▶ [To be done] Copy out every line exactly, passing over the pictures.

▶ [Listed records]
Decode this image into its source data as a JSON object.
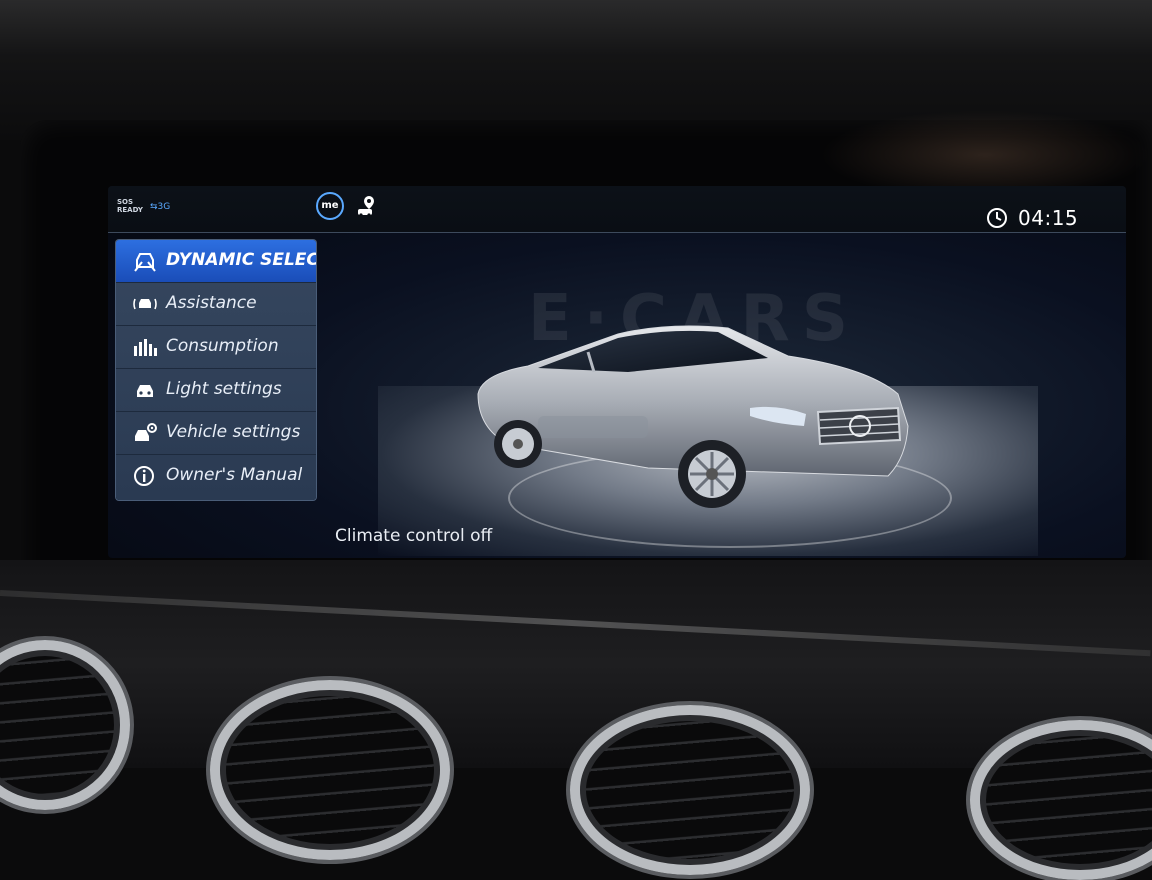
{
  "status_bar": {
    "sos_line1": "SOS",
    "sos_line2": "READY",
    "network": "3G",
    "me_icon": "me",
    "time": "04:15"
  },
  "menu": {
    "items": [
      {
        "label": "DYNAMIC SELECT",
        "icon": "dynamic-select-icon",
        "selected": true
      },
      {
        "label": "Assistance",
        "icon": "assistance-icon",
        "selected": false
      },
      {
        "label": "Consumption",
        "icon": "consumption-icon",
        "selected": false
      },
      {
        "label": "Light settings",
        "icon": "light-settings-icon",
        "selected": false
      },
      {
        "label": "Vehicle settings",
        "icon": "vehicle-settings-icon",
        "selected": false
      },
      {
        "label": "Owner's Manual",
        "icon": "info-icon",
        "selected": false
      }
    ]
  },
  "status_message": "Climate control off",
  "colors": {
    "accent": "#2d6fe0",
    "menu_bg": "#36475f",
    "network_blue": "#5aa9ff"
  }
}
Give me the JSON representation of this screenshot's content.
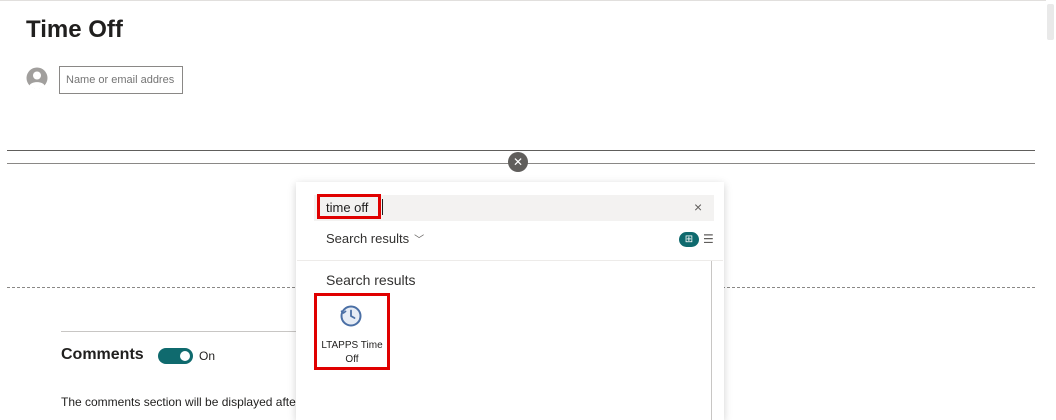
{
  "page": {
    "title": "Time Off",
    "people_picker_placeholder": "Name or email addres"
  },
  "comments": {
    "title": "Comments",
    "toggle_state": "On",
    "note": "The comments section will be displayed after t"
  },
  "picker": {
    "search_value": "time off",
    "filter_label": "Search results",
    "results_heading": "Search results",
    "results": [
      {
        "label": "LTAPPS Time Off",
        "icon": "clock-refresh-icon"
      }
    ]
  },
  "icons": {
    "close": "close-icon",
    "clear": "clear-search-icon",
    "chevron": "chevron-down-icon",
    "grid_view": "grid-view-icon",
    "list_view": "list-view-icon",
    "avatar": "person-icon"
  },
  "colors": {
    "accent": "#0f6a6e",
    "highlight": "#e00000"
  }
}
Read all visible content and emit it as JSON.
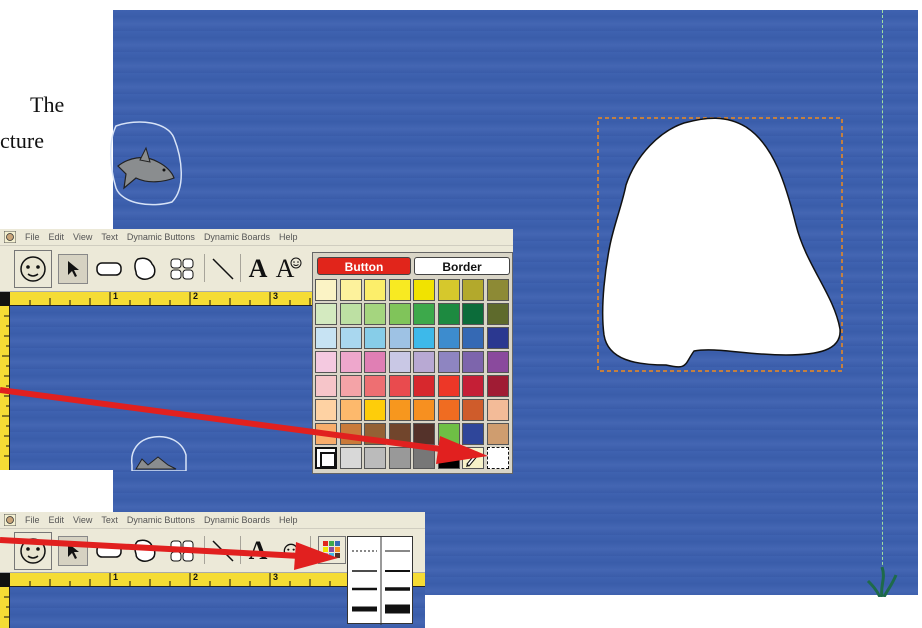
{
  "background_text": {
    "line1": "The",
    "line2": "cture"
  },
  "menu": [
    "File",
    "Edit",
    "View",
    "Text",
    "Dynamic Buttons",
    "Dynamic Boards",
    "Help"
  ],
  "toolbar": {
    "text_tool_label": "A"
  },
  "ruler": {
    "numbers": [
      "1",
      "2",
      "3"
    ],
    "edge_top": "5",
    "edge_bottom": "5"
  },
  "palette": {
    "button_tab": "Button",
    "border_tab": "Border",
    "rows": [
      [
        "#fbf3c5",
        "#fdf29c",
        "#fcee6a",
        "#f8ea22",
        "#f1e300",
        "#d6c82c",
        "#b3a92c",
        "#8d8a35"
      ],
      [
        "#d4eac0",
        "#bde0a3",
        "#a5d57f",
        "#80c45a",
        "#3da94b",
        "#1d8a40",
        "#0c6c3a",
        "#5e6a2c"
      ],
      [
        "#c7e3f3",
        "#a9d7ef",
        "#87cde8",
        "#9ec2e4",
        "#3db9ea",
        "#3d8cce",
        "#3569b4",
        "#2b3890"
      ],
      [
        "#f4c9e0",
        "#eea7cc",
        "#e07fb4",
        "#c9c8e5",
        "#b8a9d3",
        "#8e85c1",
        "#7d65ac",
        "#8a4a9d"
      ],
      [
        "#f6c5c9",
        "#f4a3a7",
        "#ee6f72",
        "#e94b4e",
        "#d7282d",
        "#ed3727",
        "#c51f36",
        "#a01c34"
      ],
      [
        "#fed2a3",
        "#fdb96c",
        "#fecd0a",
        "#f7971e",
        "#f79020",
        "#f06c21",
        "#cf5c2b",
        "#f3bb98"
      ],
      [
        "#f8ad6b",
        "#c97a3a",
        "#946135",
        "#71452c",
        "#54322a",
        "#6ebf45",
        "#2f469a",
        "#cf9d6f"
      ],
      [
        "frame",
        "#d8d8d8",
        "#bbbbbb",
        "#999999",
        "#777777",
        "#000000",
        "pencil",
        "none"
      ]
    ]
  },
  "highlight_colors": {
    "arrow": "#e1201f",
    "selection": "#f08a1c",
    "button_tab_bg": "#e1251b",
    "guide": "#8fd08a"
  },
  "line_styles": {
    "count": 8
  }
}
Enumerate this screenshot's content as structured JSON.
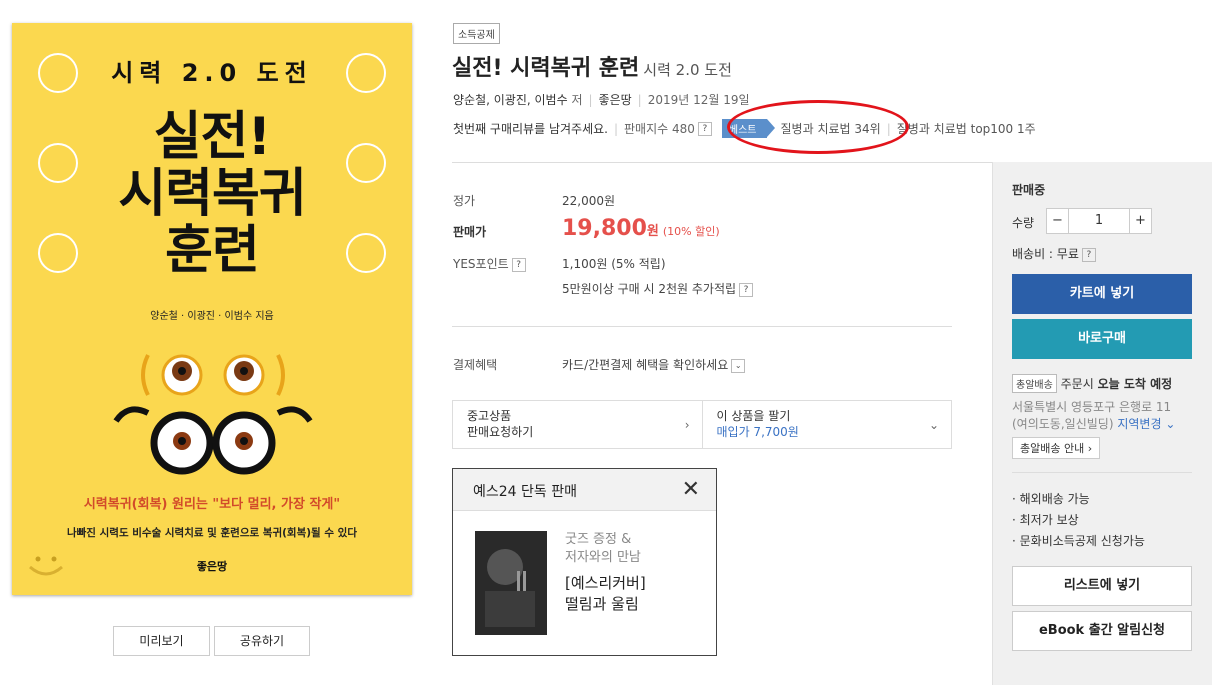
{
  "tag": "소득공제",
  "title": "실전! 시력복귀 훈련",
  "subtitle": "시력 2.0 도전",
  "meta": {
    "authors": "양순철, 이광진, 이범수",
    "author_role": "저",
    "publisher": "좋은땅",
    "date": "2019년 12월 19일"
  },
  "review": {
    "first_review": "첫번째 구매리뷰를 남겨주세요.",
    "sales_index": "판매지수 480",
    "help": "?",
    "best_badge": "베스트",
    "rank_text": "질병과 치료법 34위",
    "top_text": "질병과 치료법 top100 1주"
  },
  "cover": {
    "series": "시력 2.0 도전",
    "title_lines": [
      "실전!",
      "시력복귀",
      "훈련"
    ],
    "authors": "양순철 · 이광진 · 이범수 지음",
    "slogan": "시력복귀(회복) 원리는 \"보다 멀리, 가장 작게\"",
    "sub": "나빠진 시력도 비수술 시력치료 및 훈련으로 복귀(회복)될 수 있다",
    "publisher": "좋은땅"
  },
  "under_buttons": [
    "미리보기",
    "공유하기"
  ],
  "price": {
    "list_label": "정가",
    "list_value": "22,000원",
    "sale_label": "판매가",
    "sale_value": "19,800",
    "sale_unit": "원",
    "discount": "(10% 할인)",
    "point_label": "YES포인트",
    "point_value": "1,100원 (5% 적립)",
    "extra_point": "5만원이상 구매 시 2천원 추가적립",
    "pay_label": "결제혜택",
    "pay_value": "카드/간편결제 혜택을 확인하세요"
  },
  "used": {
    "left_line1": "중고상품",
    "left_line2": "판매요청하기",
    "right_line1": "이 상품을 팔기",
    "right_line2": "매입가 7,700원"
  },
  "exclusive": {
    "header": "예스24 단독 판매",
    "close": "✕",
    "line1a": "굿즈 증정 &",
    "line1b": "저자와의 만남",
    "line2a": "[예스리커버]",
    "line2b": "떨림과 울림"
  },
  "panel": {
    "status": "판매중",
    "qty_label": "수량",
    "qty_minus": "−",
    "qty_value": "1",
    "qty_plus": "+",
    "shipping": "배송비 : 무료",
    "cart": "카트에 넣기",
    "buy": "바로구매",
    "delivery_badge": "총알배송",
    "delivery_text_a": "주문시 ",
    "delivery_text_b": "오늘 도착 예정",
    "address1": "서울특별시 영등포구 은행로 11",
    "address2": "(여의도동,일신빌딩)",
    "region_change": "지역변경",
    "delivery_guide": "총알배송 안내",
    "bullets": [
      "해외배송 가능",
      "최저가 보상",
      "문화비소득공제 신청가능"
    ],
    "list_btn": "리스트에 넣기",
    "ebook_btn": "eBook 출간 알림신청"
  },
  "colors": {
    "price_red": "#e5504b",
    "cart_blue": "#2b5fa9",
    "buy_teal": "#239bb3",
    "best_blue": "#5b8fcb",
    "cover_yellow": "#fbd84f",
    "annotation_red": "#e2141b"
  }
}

▶ [Task response]
Decode this image into its source data as a JSON object.
{
  "status_bar": {
    "sos_line1": "SOS",
    "sos_line2": "READY",
    "network": "3G",
    "me_icon": "me",
    "time": "04:15"
  },
  "menu": {
    "items": [
      {
        "label": "DYNAMIC SELECT",
        "icon": "dynamic-select-icon",
        "selected": true
      },
      {
        "label": "Assistance",
        "icon": "assistance-icon",
        "selected": false
      },
      {
        "label": "Consumption",
        "icon": "consumption-icon",
        "selected": false
      },
      {
        "label": "Light settings",
        "icon": "light-settings-icon",
        "selected": false
      },
      {
        "label": "Vehicle settings",
        "icon": "vehicle-settings-icon",
        "selected": false
      },
      {
        "label": "Owner's Manual",
        "icon": "info-icon",
        "selected": false
      }
    ]
  },
  "status_message": "Climate control off",
  "colors": {
    "accent": "#2d6fe0",
    "menu_bg": "#36475f",
    "network_blue": "#5aa9ff"
  }
}
Give me the JSON representation of this screenshot's content.
{
  "page": {
    "title": "Time Off",
    "people_picker_placeholder": "Name or email addres"
  },
  "comments": {
    "title": "Comments",
    "toggle_state": "On",
    "note": "The comments section will be displayed after t"
  },
  "picker": {
    "search_value": "time off",
    "filter_label": "Search results",
    "results_heading": "Search results",
    "results": [
      {
        "label": "LTAPPS Time Off",
        "icon": "clock-refresh-icon"
      }
    ]
  },
  "icons": {
    "close": "close-icon",
    "clear": "clear-search-icon",
    "chevron": "chevron-down-icon",
    "grid_view": "grid-view-icon",
    "list_view": "list-view-icon",
    "avatar": "person-icon"
  },
  "colors": {
    "accent": "#0f6a6e",
    "highlight": "#e00000"
  }
}
Read all visible content and emit it as JSON.
{
  "background_text": {
    "line1": "The",
    "line2": "cture"
  },
  "menu": [
    "File",
    "Edit",
    "View",
    "Text",
    "Dynamic Buttons",
    "Dynamic Boards",
    "Help"
  ],
  "toolbar": {
    "text_tool_label": "A"
  },
  "ruler": {
    "numbers": [
      "1",
      "2",
      "3"
    ],
    "edge_top": "5",
    "edge_bottom": "5"
  },
  "palette": {
    "button_tab": "Button",
    "border_tab": "Border",
    "rows": [
      [
        "#fbf3c5",
        "#fdf29c",
        "#fcee6a",
        "#f8ea22",
        "#f1e300",
        "#d6c82c",
        "#b3a92c",
        "#8d8a35"
      ],
      [
        "#d4eac0",
        "#bde0a3",
        "#a5d57f",
        "#80c45a",
        "#3da94b",
        "#1d8a40",
        "#0c6c3a",
        "#5e6a2c"
      ],
      [
        "#c7e3f3",
        "#a9d7ef",
        "#87cde8",
        "#9ec2e4",
        "#3db9ea",
        "#3d8cce",
        "#3569b4",
        "#2b3890"
      ],
      [
        "#f4c9e0",
        "#eea7cc",
        "#e07fb4",
        "#c9c8e5",
        "#b8a9d3",
        "#8e85c1",
        "#7d65ac",
        "#8a4a9d"
      ],
      [
        "#f6c5c9",
        "#f4a3a7",
        "#ee6f72",
        "#e94b4e",
        "#d7282d",
        "#ed3727",
        "#c51f36",
        "#a01c34"
      ],
      [
        "#fed2a3",
        "#fdb96c",
        "#fecd0a",
        "#f7971e",
        "#f79020",
        "#f06c21",
        "#cf5c2b",
        "#f3bb98"
      ],
      [
        "#f8ad6b",
        "#c97a3a",
        "#946135",
        "#71452c",
        "#54322a",
        "#6ebf45",
        "#2f469a",
        "#cf9d6f"
      ],
      [
        "frame",
        "#d8d8d8",
        "#bbbbbb",
        "#999999",
        "#777777",
        "#000000",
        "pencil",
        "none"
      ]
    ]
  },
  "highlight_colors": {
    "arrow": "#e1201f",
    "selection": "#f08a1c",
    "button_tab_bg": "#e1251b",
    "guide": "#8fd08a"
  },
  "line_styles": {
    "count": 8
  }
}
Enumerate this screenshot's content as structured JSON.
{
  "tag": "소득공제",
  "title": "실전! 시력복귀 훈련",
  "subtitle": "시력 2.0 도전",
  "meta": {
    "authors": "양순철, 이광진, 이범수",
    "author_role": "저",
    "publisher": "좋은땅",
    "date": "2019년 12월 19일"
  },
  "review": {
    "first_review": "첫번째 구매리뷰를 남겨주세요.",
    "sales_index": "판매지수 480",
    "help": "?",
    "best_badge": "베스트",
    "rank_text": "질병과 치료법 34위",
    "top_text": "질병과 치료법 top100 1주"
  },
  "cover": {
    "series": "시력 2.0 도전",
    "title_lines": [
      "실전!",
      "시력복귀",
      "훈련"
    ],
    "authors": "양순철 · 이광진 · 이범수 지음",
    "slogan": "시력복귀(회복) 원리는 \"보다 멀리, 가장 작게\"",
    "sub": "나빠진 시력도 비수술 시력치료 및 훈련으로 복귀(회복)될 수 있다",
    "publisher": "좋은땅"
  },
  "under_buttons": [
    "미리보기",
    "공유하기"
  ],
  "price": {
    "list_label": "정가",
    "list_value": "22,000원",
    "sale_label": "판매가",
    "sale_value": "19,800",
    "sale_unit": "원",
    "discount": "(10% 할인)",
    "point_label": "YES포인트",
    "point_value": "1,100원 (5% 적립)",
    "extra_point": "5만원이상 구매 시 2천원 추가적립",
    "pay_label": "결제혜택",
    "pay_value": "카드/간편결제 혜택을 확인하세요"
  },
  "used": {
    "left_line1": "중고상품",
    "left_line2": "판매요청하기",
    "right_line1": "이 상품을 팔기",
    "right_line2": "매입가 7,700원"
  },
  "exclusive": {
    "header": "예스24 단독 판매",
    "close": "✕",
    "line1a": "굿즈 증정 &",
    "line1b": "저자와의 만남",
    "line2a": "[예스리커버]",
    "line2b": "떨림과 울림"
  },
  "panel": {
    "status": "판매중",
    "qty_label": "수량",
    "qty_minus": "−",
    "qty_value": "1",
    "qty_plus": "+",
    "shipping": "배송비 : 무료",
    "cart": "카트에 넣기",
    "buy": "바로구매",
    "delivery_badge": "총알배송",
    "delivery_text_a": "주문시 ",
    "delivery_text_b": "오늘 도착 예정",
    "address1": "서울특별시 영등포구 은행로 11",
    "address2": "(여의도동,일신빌딩)",
    "region_change": "지역변경",
    "delivery_guide": "총알배송 안내",
    "bullets": [
      "해외배송 가능",
      "최저가 보상",
      "문화비소득공제 신청가능"
    ],
    "list_btn": "리스트에 넣기",
    "ebook_btn": "eBook 출간 알림신청"
  },
  "colors": {
    "price_red": "#e5504b",
    "cart_blue": "#2b5fa9",
    "buy_teal": "#239bb3",
    "best_blue": "#5b8fcb",
    "cover_yellow": "#fbd84f",
    "annotation_red": "#e2141b"
  }
}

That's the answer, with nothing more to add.